*WHAT YOU NEED TO DO*
Your answer should be a single number: how many lines in the data below hold the string "parseInt".

*RECORDS SUPPLIED*
>> start

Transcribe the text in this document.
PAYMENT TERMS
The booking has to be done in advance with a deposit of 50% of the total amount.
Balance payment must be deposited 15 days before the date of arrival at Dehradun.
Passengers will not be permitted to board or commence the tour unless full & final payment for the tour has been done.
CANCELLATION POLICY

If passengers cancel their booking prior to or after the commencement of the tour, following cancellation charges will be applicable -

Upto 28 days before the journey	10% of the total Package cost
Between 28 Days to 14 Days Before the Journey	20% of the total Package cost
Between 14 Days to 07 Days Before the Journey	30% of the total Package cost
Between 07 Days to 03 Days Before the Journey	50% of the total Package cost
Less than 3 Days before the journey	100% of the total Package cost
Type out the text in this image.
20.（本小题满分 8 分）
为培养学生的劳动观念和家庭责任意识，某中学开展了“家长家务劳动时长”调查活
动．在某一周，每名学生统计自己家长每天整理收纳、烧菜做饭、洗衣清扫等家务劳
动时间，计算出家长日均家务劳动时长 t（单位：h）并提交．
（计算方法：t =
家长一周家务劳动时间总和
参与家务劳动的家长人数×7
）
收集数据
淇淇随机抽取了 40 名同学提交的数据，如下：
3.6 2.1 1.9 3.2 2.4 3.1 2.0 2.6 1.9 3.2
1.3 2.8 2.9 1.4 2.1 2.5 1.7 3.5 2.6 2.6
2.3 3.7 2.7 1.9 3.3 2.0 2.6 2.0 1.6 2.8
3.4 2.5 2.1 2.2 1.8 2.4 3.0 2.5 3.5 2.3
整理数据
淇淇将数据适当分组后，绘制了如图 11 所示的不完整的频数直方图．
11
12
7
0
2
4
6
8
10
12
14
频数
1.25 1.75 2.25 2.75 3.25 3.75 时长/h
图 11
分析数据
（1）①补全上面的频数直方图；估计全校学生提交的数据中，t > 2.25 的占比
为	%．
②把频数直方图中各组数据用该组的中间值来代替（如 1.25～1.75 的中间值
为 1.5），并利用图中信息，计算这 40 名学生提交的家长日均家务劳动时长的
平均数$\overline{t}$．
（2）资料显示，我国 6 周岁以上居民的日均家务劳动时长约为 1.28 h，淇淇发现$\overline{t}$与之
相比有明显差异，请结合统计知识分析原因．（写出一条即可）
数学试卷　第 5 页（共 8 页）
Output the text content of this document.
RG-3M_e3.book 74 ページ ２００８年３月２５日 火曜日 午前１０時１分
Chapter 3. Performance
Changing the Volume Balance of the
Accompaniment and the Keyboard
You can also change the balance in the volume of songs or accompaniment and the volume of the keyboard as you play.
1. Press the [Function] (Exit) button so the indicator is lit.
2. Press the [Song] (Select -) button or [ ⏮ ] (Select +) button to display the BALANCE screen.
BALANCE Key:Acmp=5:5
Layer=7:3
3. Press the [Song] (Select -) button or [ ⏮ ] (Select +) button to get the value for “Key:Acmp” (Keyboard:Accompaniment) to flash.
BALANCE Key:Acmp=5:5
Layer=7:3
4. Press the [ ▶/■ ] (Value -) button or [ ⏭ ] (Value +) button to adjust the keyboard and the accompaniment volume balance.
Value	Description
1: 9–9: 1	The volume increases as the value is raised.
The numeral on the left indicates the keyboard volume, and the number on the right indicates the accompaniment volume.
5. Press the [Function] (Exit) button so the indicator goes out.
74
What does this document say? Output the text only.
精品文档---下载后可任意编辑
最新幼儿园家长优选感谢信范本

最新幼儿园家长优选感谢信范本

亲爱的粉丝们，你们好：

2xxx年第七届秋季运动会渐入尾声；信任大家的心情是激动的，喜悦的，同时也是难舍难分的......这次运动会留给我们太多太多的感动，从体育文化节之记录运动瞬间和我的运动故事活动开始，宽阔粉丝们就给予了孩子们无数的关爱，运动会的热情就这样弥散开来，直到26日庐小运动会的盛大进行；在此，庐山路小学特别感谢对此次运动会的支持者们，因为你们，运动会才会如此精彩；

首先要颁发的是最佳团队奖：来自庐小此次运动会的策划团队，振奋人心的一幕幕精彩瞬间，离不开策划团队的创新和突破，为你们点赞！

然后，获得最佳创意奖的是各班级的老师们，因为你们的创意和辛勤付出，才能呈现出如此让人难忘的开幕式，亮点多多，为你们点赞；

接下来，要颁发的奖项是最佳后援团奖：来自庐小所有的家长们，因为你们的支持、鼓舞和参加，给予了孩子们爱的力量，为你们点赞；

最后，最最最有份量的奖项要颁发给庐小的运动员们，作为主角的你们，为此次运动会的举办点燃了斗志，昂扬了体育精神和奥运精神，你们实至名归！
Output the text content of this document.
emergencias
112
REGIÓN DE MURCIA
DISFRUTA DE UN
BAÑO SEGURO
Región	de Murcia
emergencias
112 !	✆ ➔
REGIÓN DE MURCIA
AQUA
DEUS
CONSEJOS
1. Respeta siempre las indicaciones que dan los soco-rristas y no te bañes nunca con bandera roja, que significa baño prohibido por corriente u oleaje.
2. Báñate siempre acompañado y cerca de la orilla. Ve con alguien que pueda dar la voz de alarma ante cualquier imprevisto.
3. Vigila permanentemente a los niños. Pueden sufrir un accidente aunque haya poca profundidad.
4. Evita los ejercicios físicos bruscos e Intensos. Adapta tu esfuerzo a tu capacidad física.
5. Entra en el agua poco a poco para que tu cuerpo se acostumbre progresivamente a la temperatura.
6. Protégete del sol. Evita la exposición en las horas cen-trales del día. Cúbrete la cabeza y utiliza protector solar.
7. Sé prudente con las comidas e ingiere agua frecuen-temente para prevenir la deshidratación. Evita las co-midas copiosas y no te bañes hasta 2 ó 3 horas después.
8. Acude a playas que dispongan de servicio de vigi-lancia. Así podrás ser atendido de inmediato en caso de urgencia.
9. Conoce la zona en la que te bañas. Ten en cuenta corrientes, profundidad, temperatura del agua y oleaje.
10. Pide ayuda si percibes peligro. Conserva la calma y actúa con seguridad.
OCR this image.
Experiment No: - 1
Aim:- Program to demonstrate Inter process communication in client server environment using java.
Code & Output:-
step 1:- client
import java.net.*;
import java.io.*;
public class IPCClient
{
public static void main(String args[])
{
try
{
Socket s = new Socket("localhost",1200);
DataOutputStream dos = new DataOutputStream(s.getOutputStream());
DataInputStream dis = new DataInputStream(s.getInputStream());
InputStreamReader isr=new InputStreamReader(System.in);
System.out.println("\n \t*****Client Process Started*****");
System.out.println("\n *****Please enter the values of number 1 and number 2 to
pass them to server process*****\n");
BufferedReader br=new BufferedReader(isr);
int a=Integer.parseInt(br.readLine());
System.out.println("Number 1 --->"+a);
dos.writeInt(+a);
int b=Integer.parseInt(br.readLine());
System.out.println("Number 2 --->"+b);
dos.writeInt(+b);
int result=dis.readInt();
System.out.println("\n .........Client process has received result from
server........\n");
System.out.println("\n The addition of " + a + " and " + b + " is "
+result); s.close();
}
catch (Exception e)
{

>> end

*COMPLETED EXERCISE*
2